Data shown —
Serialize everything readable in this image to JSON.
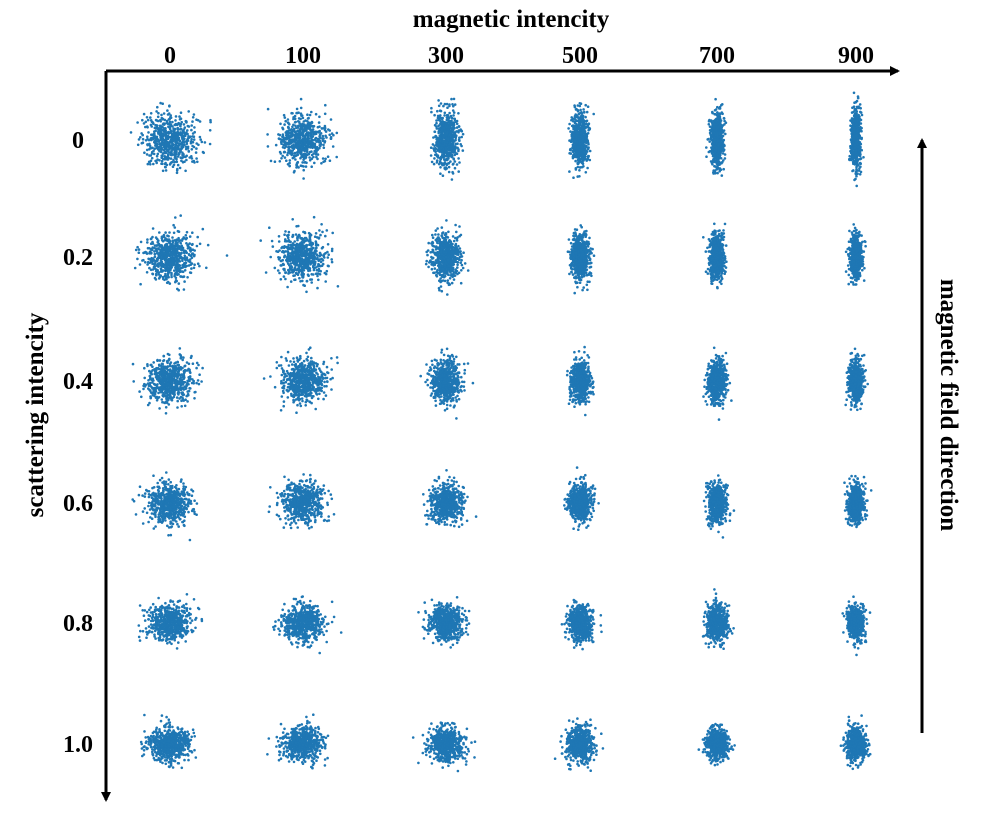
{
  "chart_data": {
    "type": "scatter",
    "title": "",
    "xlabel": "magnetic intencity",
    "ylabel": "scattering intencity",
    "right_arrow_label": "magnetic field direction",
    "x_categories": [
      "0",
      "100",
      "300",
      "500",
      "700",
      "900"
    ],
    "y_categories": [
      "0",
      "0.2",
      "0.4",
      "0.6",
      "0.8",
      "1.0"
    ],
    "grid": false,
    "marker_color": "#1f77b4",
    "cluster_spread": [
      [
        [
          1.0,
          1.0
        ],
        [
          0.95,
          0.97
        ],
        [
          0.48,
          1.0
        ],
        [
          0.32,
          1.05
        ],
        [
          0.24,
          1.05
        ],
        [
          0.19,
          1.1
        ]
      ],
      [
        [
          0.95,
          0.92
        ],
        [
          0.92,
          0.9
        ],
        [
          0.52,
          0.85
        ],
        [
          0.36,
          0.85
        ],
        [
          0.28,
          0.85
        ],
        [
          0.24,
          0.85
        ]
      ],
      [
        [
          0.88,
          0.85
        ],
        [
          0.85,
          0.85
        ],
        [
          0.6,
          0.8
        ],
        [
          0.4,
          0.8
        ],
        [
          0.34,
          0.82
        ],
        [
          0.28,
          0.78
        ]
      ],
      [
        [
          0.85,
          0.75
        ],
        [
          0.82,
          0.75
        ],
        [
          0.65,
          0.72
        ],
        [
          0.45,
          0.72
        ],
        [
          0.36,
          0.74
        ],
        [
          0.32,
          0.72
        ]
      ],
      [
        [
          0.82,
          0.72
        ],
        [
          0.8,
          0.7
        ],
        [
          0.65,
          0.68
        ],
        [
          0.46,
          0.68
        ],
        [
          0.4,
          0.68
        ],
        [
          0.34,
          0.68
        ]
      ],
      [
        [
          0.78,
          0.68
        ],
        [
          0.78,
          0.65
        ],
        [
          0.68,
          0.65
        ],
        [
          0.5,
          0.65
        ],
        [
          0.42,
          0.64
        ],
        [
          0.36,
          0.65
        ]
      ]
    ]
  }
}
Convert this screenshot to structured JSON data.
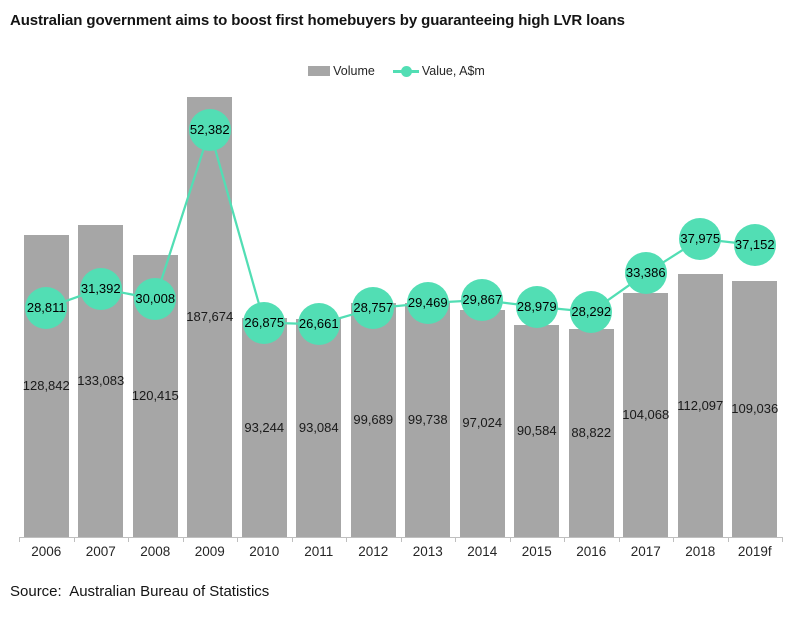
{
  "title": "Australian government aims to boost first homebuyers by guaranteeing high LVR loans",
  "legend": {
    "volume_label": "Volume",
    "value_label": "Value, A$m"
  },
  "source": "Source:  Australian Bureau of Statistics",
  "colors": {
    "bar": "#A6A6A6",
    "line": "#52DEB4",
    "axis": "#BFBFBF",
    "label_text": "#1A1A1A"
  },
  "chart_data": {
    "type": "bar",
    "subtype": "combo-bar-line",
    "title": "Australian government aims to boost first homebuyers by guaranteeing high LVR loans",
    "xlabel": "",
    "ylabel": "",
    "grid": false,
    "legend_position": "top-center",
    "data_labels": "every point labeled",
    "categories": [
      "2006",
      "2007",
      "2008",
      "2009",
      "2010",
      "2011",
      "2012",
      "2013",
      "2014",
      "2015",
      "2016",
      "2017",
      "2018",
      "2019f"
    ],
    "series": [
      {
        "name": "Volume",
        "type": "bar",
        "values": [
          128842,
          133083,
          120415,
          187674,
          93244,
          93084,
          99689,
          99738,
          97024,
          90584,
          88822,
          104068,
          112097,
          109036
        ],
        "labels": [
          "128,842",
          "133,083",
          "120,415",
          "187,674",
          "93,244",
          "93,084",
          "99,689",
          "99,738",
          "97,024",
          "90,584",
          "88,822",
          "104,068",
          "112,097",
          "109,036"
        ]
      },
      {
        "name": "Value, A$m",
        "type": "line",
        "values": [
          28811,
          31392,
          30008,
          52382,
          26875,
          26661,
          28757,
          29469,
          29867,
          28979,
          28292,
          33386,
          37975,
          37152
        ],
        "labels": [
          "28,811",
          "31,392",
          "30,008",
          "52,382",
          "26,875",
          "26,661",
          "28,757",
          "29,469",
          "29,867",
          "28,979",
          "28,292",
          "33,386",
          "37,975",
          "37,152"
        ]
      }
    ]
  }
}
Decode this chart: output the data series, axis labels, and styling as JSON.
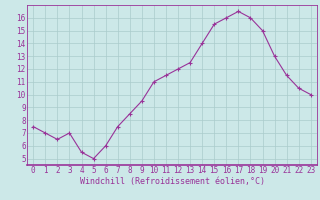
{
  "x": [
    0,
    1,
    2,
    3,
    4,
    5,
    6,
    7,
    8,
    9,
    10,
    11,
    12,
    13,
    14,
    15,
    16,
    17,
    18,
    19,
    20,
    21,
    22,
    23
  ],
  "y": [
    7.5,
    7.0,
    6.5,
    7.0,
    5.5,
    5.0,
    6.0,
    7.5,
    8.5,
    9.5,
    11.0,
    11.5,
    12.0,
    12.5,
    14.0,
    15.5,
    16.0,
    16.5,
    16.0,
    15.0,
    13.0,
    11.5,
    10.5,
    10.0
  ],
  "xlim": [
    -0.5,
    23.5
  ],
  "ylim": [
    4.5,
    17.0
  ],
  "yticks": [
    5,
    6,
    7,
    8,
    9,
    10,
    11,
    12,
    13,
    14,
    15,
    16
  ],
  "xticks": [
    0,
    1,
    2,
    3,
    4,
    5,
    6,
    7,
    8,
    9,
    10,
    11,
    12,
    13,
    14,
    15,
    16,
    17,
    18,
    19,
    20,
    21,
    22,
    23
  ],
  "xlabel": "Windchill (Refroidissement éolien,°C)",
  "line_color": "#993399",
  "marker": "+",
  "bg_color": "#cce8e8",
  "grid_color": "#aacccc",
  "axis_color": "#993399",
  "tick_color": "#993399",
  "label_color": "#993399",
  "label_fontsize": 6.0,
  "tick_fontsize": 5.5
}
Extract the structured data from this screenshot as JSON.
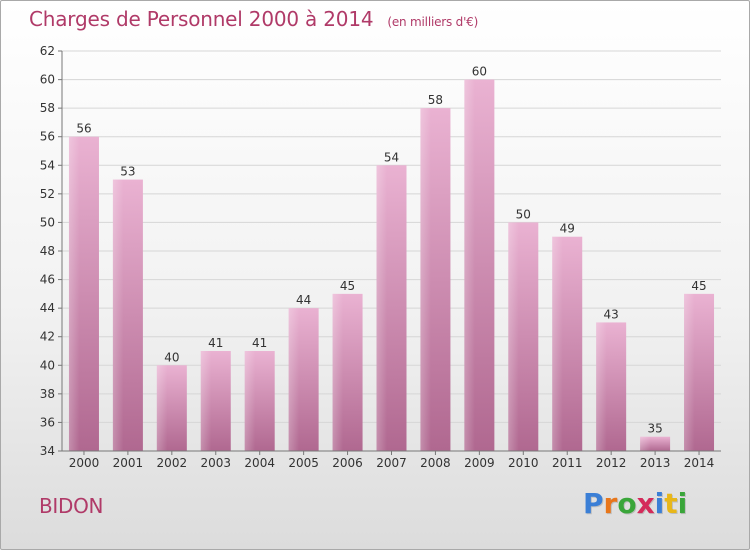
{
  "title": "Charges de Personnel 2000 à 2014",
  "unit_note": "(en milliers d'€)",
  "commune": "BIDON",
  "logo_letters": [
    "P",
    "r",
    "o",
    "x",
    "i",
    "t",
    "i"
  ],
  "colors": {
    "title": "#b03a68",
    "bar_light": "#eab2d2",
    "bar_dark": "#b06890",
    "logo": [
      "#3b7fd6",
      "#e8761a",
      "#3aa63a",
      "#d42a5a",
      "#3b7fd6",
      "#e8b71a",
      "#3aa63a"
    ]
  },
  "chart_data": {
    "type": "bar",
    "title": "Charges de Personnel 2000 à 2014",
    "xlabel": "",
    "ylabel": "",
    "categories": [
      "2000",
      "2001",
      "2002",
      "2003",
      "2004",
      "2005",
      "2006",
      "2007",
      "2008",
      "2009",
      "2010",
      "2011",
      "2012",
      "2013",
      "2014"
    ],
    "values": [
      56,
      53,
      40,
      41,
      41,
      44,
      45,
      54,
      58,
      60,
      50,
      49,
      43,
      35,
      45
    ],
    "ylim": [
      34,
      62
    ],
    "yticks": [
      34,
      36,
      38,
      40,
      42,
      44,
      46,
      48,
      50,
      52,
      54,
      56,
      58,
      60,
      62
    ],
    "grid": true,
    "legend": "none",
    "data_labels": true
  }
}
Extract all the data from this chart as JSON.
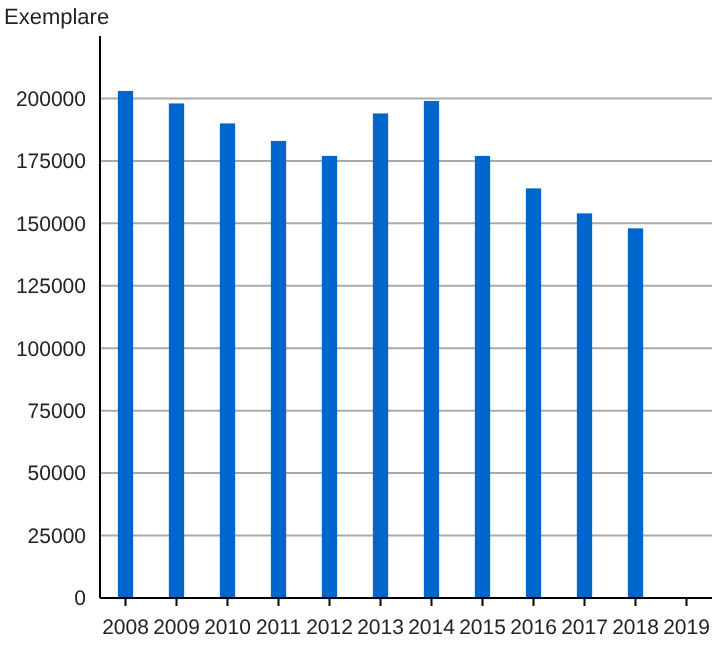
{
  "chart_data": {
    "type": "bar",
    "ylabel": "Exemplare",
    "categories": [
      "2008",
      "2009",
      "2010",
      "2011",
      "2012",
      "2013",
      "2014",
      "2015",
      "2016",
      "2017",
      "2018",
      "2019"
    ],
    "series": [
      {
        "color": "#0066cc",
        "values": [
          203000,
          198000,
          190000,
          183000,
          177000,
          194000,
          199000,
          177000,
          164000,
          154000,
          148000,
          null
        ]
      }
    ],
    "ylim": [
      0,
      225000
    ],
    "yticks": [
      0,
      25000,
      50000,
      75000,
      100000,
      125000,
      150000,
      175000,
      200000
    ],
    "grid": "y"
  }
}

Exercise — Tally the lines holding the string "screenshot" and give only the count.

Response — 2